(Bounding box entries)
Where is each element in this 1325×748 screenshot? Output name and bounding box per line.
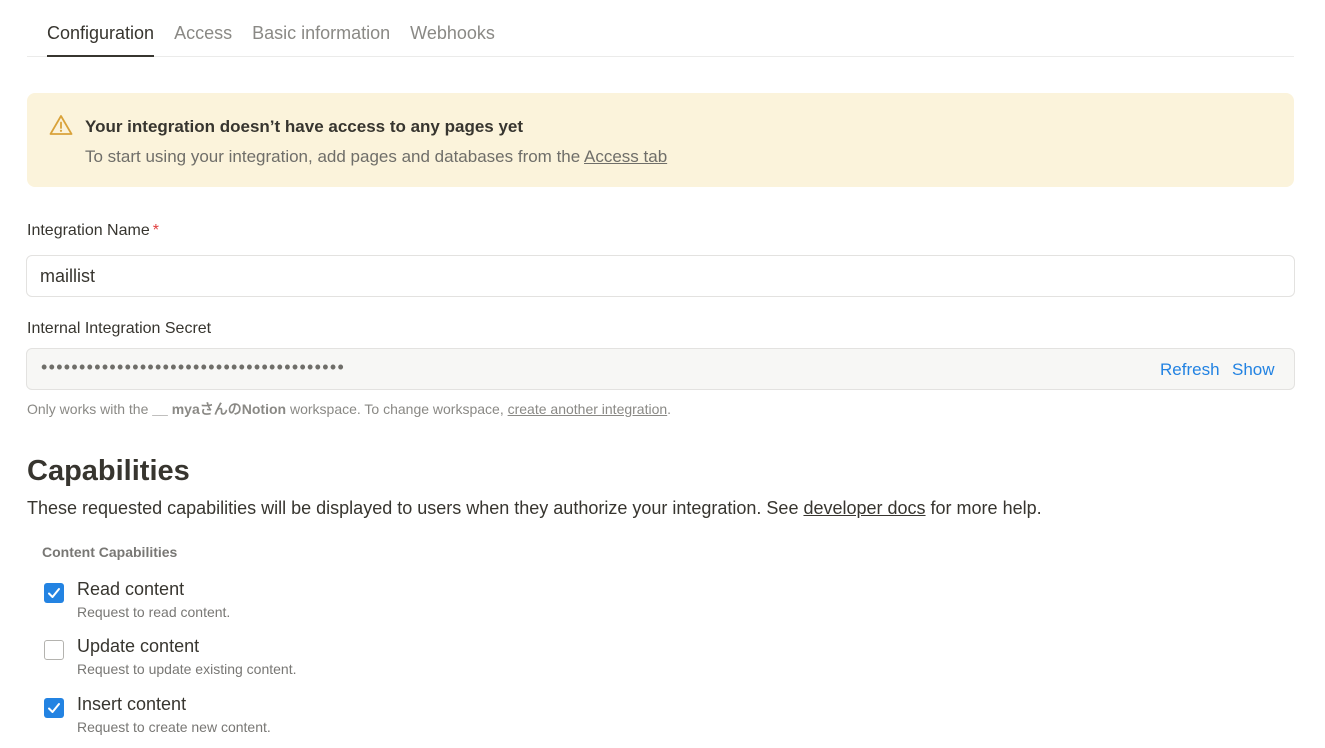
refresh-secret-button[interactable]: Refresh	[1160, 360, 1220, 380]
hint-suffix: .	[667, 401, 672, 417]
required-mark: *	[152, 222, 159, 239]
access-tab-link[interactable]: Access tab	[584, 147, 667, 166]
banner-text: To start using your integration, add pag…	[85, 147, 667, 167]
banner-title: Your integration doesn’t have access to …	[85, 117, 524, 136]
secret-masked-value: ••••••••••••••••••••••••••••••••••••••••	[41, 357, 346, 377]
capability-label: Read content	[77, 579, 185, 599]
desc-prefix: These requested capabilities will be dis…	[27, 498, 804, 518]
update-content-checkbox[interactable]	[44, 640, 64, 660]
capability-label: Update content	[77, 636, 200, 656]
tab-configuration[interactable]: Configuration	[47, 23, 155, 57]
tab-webhooks[interactable]: Webhooks	[410, 23, 495, 56]
workspace-name: __ myaさんのNotion	[152, 401, 287, 417]
tab-bar: Configuration Access Basic information W…	[27, 0, 1294, 57]
capabilities-description: These requested capabilities will be dis…	[27, 498, 1042, 519]
banner-text-prefix: To start using your integration, add pag…	[85, 147, 584, 166]
tab-access[interactable]: Access	[174, 23, 232, 56]
capability-label: Insert content	[77, 694, 187, 714]
tab-basic-information[interactable]: Basic information	[252, 23, 390, 56]
create-another-integration-link[interactable]: create another integration	[508, 401, 668, 417]
integration-name-label-text: Integration Name	[27, 222, 150, 239]
no-access-warning-banner: Your integration doesn’t have access to …	[27, 93, 1294, 187]
desc-suffix: for more help.	[925, 498, 1042, 518]
hint-prefix: Only works with the	[27, 401, 153, 417]
capabilities-heading: Capabilities	[27, 455, 190, 487]
capability-read-content: Read content Request to read content.	[42, 579, 442, 623]
content-capabilities-title: Content Capabilities	[42, 544, 178, 560]
integration-secret-label: Internal Integration Secret	[27, 320, 212, 337]
show-secret-button[interactable]: Show	[1232, 360, 1275, 380]
capability-desc: Request to create new content.	[77, 719, 271, 735]
integration-secret-field: ••••••••••••••••••••••••••••••••••••••••…	[26, 348, 1295, 390]
insert-content-checkbox[interactable]	[44, 698, 64, 718]
integration-name-label: Integration Name *	[27, 222, 159, 240]
checkmark-icon	[48, 588, 60, 598]
capability-desc: Request to update existing content.	[77, 661, 297, 677]
warning-triangle-icon	[49, 114, 73, 136]
checkmark-icon	[48, 703, 60, 713]
read-content-checkbox[interactable]	[44, 583, 64, 603]
capability-desc: Request to read content.	[77, 604, 231, 620]
capability-insert-content: Insert content Request to create new con…	[42, 694, 442, 738]
capability-update-content: Update content Request to update existin…	[42, 636, 442, 680]
workspace-hint: Only works with the __ myaさんのNotion work…	[27, 399, 671, 419]
hint-middle: workspace. To change workspace,	[286, 401, 508, 417]
integration-name-input[interactable]	[26, 255, 1295, 297]
developer-docs-link[interactable]: developer docs	[803, 498, 925, 518]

→ Problem to solve
Count the lines in the records above that contain the string "icon", treating uppercase and lowercase as different. Reply with the number alone.

→ Reply
3